# RAW RECORDS:

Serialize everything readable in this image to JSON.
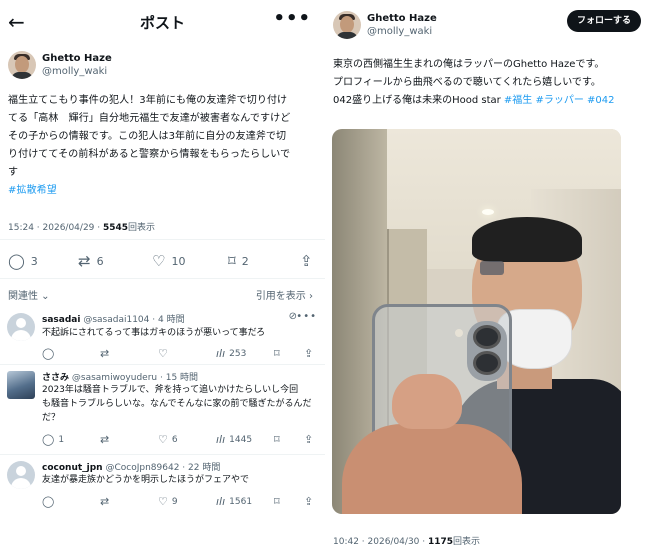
{
  "left": {
    "header": {
      "back_glyph": "←",
      "title": "ポスト",
      "more_glyph": "•••"
    },
    "author": {
      "display_name": "Ghetto Haze",
      "handle": "@molly_waki"
    },
    "post_lines": [
      "福生立てこもり事件の犯人！3年前にも俺の友達斧で切り付け",
      "てる「高林　輝行」自分地元福生で友達が被害者なんですけど",
      "その子からの情報です。この犯人は3年前に自分の友達斧で切",
      "り付けててその前科があると警察から情報をもらったらしいで",
      "す"
    ],
    "post_hashtag": "#拡散希望",
    "meta": {
      "time": "15:24 · 2026/04/29 · ",
      "views": "5545",
      "views_label": "回表示"
    },
    "actions": {
      "reply": {
        "icon": "reply-icon",
        "glyph": "◯",
        "count": "3"
      },
      "retweet": {
        "icon": "retweet-icon",
        "glyph": "⇄",
        "count": "6"
      },
      "like": {
        "icon": "heart-icon",
        "glyph": "♡",
        "count": "10"
      },
      "bookmark": {
        "icon": "bookmark-icon",
        "glyph": "⌑",
        "count": "2"
      },
      "share": {
        "icon": "share-icon",
        "glyph": "⇪"
      }
    },
    "sort": {
      "label": "関連性 ⌄",
      "quotes": "引用を表示 ›"
    },
    "replies": [
      {
        "name": "sasadai",
        "handle": "@sasadai1104",
        "time": "· 4 時間",
        "lines": [
          "不起訴にされてるって事はガキのほうが悪いって事だろ"
        ],
        "reply_count": "",
        "retweet_count": "",
        "like_count": "",
        "views": "253"
      },
      {
        "name": "ささみ",
        "handle": "@sasamiwoyuderu",
        "time": "· 15 時間",
        "lines": [
          "2023年は騒音トラブルで、斧を持って追いかけたらしいし今回",
          "も騒音トラブルらしいな。なんでそんなに家の前で騒ぎたがるんだ",
          "だ？"
        ],
        "reply_count": "1",
        "retweet_count": "",
        "like_count": "6",
        "views": "1445"
      },
      {
        "name": "coconut_jpn",
        "handle": "@CocoJpn89642",
        "time": "· 22 時間",
        "lines": [
          "友達が暴走族かどうかを明示したほうがフェアやで"
        ],
        "reply_count": "",
        "retweet_count": "",
        "like_count": "9",
        "views": "1561"
      }
    ],
    "reply_glyphs": {
      "more": "•••",
      "grok": "⊘",
      "reply": "◯",
      "retweet": "⇄",
      "like": "♡",
      "views": "ılı",
      "bookmark": "⌑",
      "share": "⇪"
    }
  },
  "right": {
    "author": {
      "display_name": "Ghetto Haze",
      "handle": "@molly_waki"
    },
    "follow_label": "フォローする",
    "post_lines": [
      "東京の西側福生生まれの俺はラッパーのGhetto Hazeです。",
      "プロフィールから曲飛べるので聴いてくれたら嬉しいです。"
    ],
    "post_line3_prefix": "042盛り上げる俺は未来のHood star ",
    "post_line3_tags": "#福生 #ラッパー",
    "post_line3_suffix": " #042",
    "meta": {
      "time": "10:42 · 2026/04/30 · ",
      "views": "1175",
      "views_label": "回表示"
    }
  }
}
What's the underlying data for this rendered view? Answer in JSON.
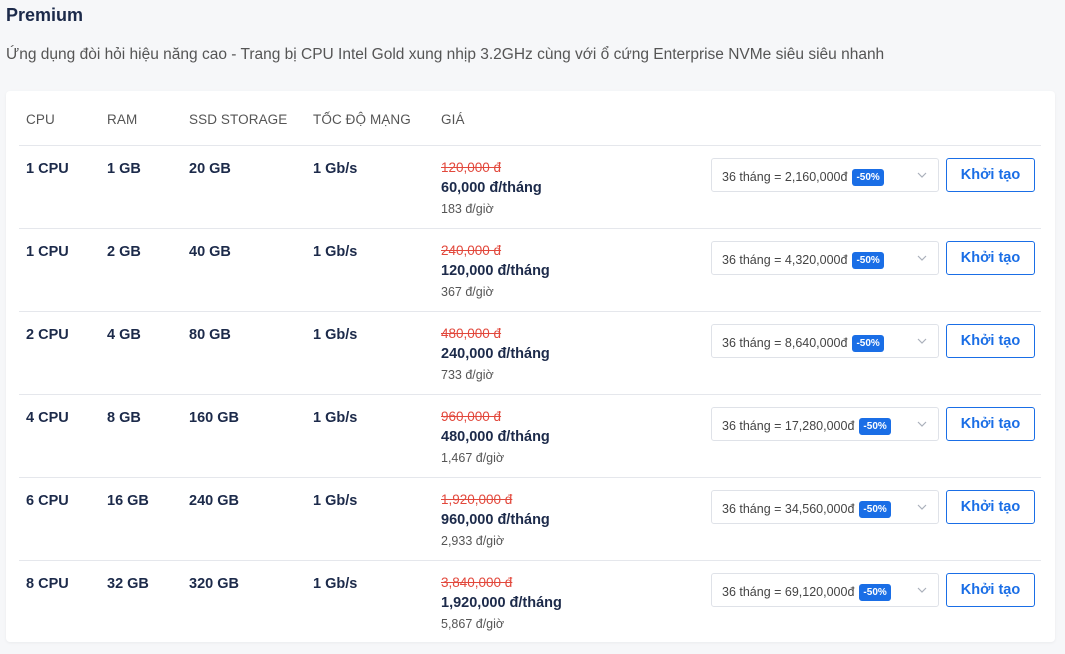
{
  "section": {
    "title": "Premium",
    "subtitle": "Ứng dụng đòi hỏi hiệu năng cao - Trang bị CPU Intel Gold xung nhịp 3.2GHz cùng với ổ cứng Enterprise NVMe siêu siêu nhanh"
  },
  "table": {
    "headers": {
      "cpu": "CPU",
      "ram": "RAM",
      "ssd": "SSD STORAGE",
      "network": "TỐC ĐỘ MẠNG",
      "price": "GIÁ"
    },
    "rows": [
      {
        "cpu": "1 CPU",
        "ram": "1 GB",
        "ssd": "20 GB",
        "network": "1 Gb/s",
        "old_price": "120,000 đ",
        "month_price": "60,000 đ/tháng",
        "hour_price": "183 đ/giờ",
        "term": "36 tháng = 2,160,000đ",
        "discount": "-50%",
        "button": "Khởi tạo"
      },
      {
        "cpu": "1 CPU",
        "ram": "2 GB",
        "ssd": "40 GB",
        "network": "1 Gb/s",
        "old_price": "240,000 đ",
        "month_price": "120,000 đ/tháng",
        "hour_price": "367 đ/giờ",
        "term": "36 tháng = 4,320,000đ",
        "discount": "-50%",
        "button": "Khởi tạo"
      },
      {
        "cpu": "2 CPU",
        "ram": "4 GB",
        "ssd": "80 GB",
        "network": "1 Gb/s",
        "old_price": "480,000 đ",
        "month_price": "240,000 đ/tháng",
        "hour_price": "733 đ/giờ",
        "term": "36 tháng = 8,640,000đ",
        "discount": "-50%",
        "button": "Khởi tạo"
      },
      {
        "cpu": "4 CPU",
        "ram": "8 GB",
        "ssd": "160 GB",
        "network": "1 Gb/s",
        "old_price": "960,000 đ",
        "month_price": "480,000 đ/tháng",
        "hour_price": "1,467 đ/giờ",
        "term": "36 tháng = 17,280,000đ",
        "discount": "-50%",
        "button": "Khởi tạo"
      },
      {
        "cpu": "6 CPU",
        "ram": "16 GB",
        "ssd": "240 GB",
        "network": "1 Gb/s",
        "old_price": "1,920,000 đ",
        "month_price": "960,000 đ/tháng",
        "hour_price": "2,933 đ/giờ",
        "term": "36 tháng = 34,560,000đ",
        "discount": "-50%",
        "button": "Khởi tạo"
      },
      {
        "cpu": "8 CPU",
        "ram": "32 GB",
        "ssd": "320 GB",
        "network": "1 Gb/s",
        "old_price": "3,840,000 đ",
        "month_price": "1,920,000 đ/tháng",
        "hour_price": "5,867 đ/giờ",
        "term": "36 tháng = 69,120,000đ",
        "discount": "-50%",
        "button": "Khởi tạo"
      }
    ]
  },
  "icons": {
    "select_arrow": "chevron-down-icon"
  },
  "colors": {
    "accent": "#1a6ee6",
    "old_price": "#e2483c",
    "text": "#1c2a4a"
  }
}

# SHORT TASK:
Go over the records above and tally each line that includes "term". Give the total by itself.

# SOLUTION TO THIS PROBLEM:
6